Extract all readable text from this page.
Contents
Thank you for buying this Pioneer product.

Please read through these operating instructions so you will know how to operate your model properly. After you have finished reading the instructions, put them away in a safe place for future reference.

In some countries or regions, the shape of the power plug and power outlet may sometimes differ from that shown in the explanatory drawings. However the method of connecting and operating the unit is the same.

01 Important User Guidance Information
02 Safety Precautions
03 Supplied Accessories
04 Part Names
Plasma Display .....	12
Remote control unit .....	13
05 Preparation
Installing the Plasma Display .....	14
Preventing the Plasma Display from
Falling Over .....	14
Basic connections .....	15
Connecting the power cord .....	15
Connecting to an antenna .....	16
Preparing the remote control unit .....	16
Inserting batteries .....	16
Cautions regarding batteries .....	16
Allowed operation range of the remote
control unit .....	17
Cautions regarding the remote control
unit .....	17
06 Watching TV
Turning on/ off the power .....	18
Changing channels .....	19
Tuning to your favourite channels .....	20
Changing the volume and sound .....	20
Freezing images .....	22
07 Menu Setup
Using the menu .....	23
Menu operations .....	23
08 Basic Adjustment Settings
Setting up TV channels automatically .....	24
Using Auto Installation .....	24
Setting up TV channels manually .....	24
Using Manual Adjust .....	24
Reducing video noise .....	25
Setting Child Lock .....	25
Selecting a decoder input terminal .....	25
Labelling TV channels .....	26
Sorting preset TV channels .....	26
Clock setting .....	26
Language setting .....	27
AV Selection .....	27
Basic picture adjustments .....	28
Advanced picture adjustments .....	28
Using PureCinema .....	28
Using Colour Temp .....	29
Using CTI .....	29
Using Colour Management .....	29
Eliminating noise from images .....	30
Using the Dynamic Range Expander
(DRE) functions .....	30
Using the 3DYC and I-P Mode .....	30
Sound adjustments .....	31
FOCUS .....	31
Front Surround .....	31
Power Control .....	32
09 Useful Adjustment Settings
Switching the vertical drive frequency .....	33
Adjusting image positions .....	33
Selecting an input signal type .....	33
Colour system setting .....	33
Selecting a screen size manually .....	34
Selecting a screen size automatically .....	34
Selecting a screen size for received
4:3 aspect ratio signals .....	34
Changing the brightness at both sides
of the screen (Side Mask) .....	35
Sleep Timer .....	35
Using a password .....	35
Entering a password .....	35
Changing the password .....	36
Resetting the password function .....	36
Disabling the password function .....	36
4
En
...
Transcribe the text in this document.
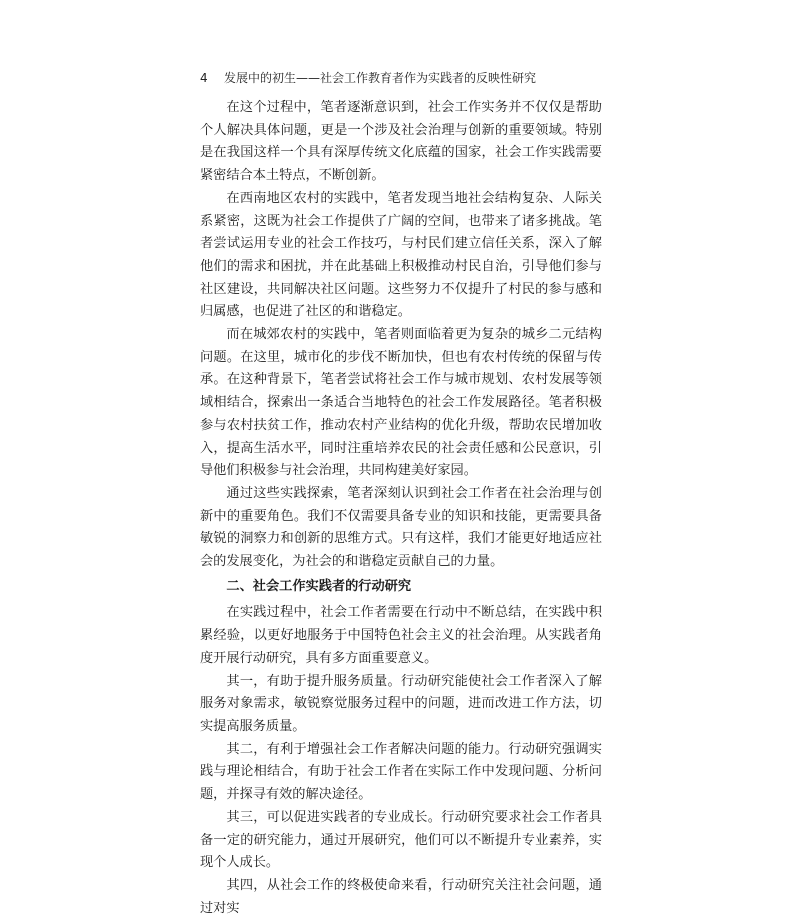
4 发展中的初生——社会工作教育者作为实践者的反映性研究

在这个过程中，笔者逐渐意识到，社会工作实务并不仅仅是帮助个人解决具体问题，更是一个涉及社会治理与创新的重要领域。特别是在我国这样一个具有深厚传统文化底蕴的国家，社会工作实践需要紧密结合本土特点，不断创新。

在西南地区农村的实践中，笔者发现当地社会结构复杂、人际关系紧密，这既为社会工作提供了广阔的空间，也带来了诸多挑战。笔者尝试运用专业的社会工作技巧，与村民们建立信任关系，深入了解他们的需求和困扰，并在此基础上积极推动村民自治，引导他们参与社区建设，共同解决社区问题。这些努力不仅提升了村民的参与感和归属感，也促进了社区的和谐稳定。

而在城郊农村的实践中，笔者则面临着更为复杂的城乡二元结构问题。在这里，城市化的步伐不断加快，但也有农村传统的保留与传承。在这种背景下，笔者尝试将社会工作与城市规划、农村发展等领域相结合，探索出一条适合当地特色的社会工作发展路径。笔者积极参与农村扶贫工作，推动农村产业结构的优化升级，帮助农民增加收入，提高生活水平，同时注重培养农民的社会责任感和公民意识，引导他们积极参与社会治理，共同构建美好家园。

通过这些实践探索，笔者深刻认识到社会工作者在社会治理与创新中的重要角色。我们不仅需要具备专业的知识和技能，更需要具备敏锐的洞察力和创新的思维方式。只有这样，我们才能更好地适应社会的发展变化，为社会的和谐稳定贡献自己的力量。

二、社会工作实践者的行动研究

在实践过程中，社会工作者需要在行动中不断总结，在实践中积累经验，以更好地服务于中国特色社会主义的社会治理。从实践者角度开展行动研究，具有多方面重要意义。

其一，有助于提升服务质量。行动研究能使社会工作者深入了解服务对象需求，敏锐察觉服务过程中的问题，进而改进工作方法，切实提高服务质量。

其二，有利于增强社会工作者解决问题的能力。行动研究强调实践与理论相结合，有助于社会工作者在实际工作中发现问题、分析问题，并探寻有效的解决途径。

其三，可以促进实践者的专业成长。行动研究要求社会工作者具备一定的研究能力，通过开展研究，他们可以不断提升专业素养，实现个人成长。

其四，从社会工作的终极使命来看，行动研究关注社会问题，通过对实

:: TO BE DONE ::
Locate all lines holding the word "Selecting", then copy them out.

:: TASK OUTPUT ::
Selecting a decoder input terminal .....	25
Selecting an input signal type .....	33
Selecting a screen size manually .....	34
Selecting a screen size automatically .....	34
Selecting a screen size for received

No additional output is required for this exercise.